*DO THIS*. Identify the lines that include the word "målen", then copy all of them.

start

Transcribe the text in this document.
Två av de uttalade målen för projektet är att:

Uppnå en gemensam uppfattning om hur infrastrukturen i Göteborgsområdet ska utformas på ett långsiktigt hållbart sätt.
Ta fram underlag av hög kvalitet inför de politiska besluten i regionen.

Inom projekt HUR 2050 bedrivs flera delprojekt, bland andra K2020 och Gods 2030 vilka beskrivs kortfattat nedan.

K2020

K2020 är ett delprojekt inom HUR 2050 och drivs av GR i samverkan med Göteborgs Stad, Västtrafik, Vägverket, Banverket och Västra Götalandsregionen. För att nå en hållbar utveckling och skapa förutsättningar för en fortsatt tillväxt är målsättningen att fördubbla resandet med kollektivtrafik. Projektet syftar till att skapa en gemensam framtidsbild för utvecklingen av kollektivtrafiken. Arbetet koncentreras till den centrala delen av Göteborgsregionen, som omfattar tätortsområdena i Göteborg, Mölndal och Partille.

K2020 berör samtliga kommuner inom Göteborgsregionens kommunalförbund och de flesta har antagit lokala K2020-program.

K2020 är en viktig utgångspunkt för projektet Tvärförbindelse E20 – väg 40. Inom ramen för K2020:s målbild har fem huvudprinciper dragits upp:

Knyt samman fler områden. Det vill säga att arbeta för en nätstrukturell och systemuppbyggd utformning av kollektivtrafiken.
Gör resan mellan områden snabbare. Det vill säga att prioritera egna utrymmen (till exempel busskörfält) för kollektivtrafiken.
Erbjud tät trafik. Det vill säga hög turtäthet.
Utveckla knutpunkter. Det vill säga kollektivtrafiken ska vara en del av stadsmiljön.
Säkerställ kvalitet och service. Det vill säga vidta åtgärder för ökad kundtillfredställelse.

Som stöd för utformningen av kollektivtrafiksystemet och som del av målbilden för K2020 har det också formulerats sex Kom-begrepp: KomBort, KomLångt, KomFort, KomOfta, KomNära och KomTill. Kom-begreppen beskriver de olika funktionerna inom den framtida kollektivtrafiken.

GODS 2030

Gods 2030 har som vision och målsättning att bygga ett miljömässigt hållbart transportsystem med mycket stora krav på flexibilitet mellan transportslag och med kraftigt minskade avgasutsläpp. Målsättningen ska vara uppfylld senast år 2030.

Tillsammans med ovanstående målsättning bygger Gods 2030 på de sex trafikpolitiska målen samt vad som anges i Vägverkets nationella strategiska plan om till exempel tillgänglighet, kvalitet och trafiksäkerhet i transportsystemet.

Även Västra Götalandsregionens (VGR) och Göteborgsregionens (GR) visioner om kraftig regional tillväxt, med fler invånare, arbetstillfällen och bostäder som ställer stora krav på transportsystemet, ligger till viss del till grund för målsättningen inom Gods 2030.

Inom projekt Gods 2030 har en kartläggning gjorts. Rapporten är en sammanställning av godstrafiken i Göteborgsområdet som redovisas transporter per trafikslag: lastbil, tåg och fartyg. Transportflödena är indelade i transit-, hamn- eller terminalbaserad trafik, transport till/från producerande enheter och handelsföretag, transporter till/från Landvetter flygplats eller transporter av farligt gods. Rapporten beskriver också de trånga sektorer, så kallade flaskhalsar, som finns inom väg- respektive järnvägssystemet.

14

end

*RESPONSE TO THIS EXERCISE*.
Två av de uttalade målen för projektet är att:
Tillsammans med ovanstående målsättning bygger Gods 2030 på de sex trafikpolitiska målen samt vad som anges i Vägverkets nationella strategiska plan om till exempel tillgänglighet, kvalitet och trafiksäkerhet i transportsystemet.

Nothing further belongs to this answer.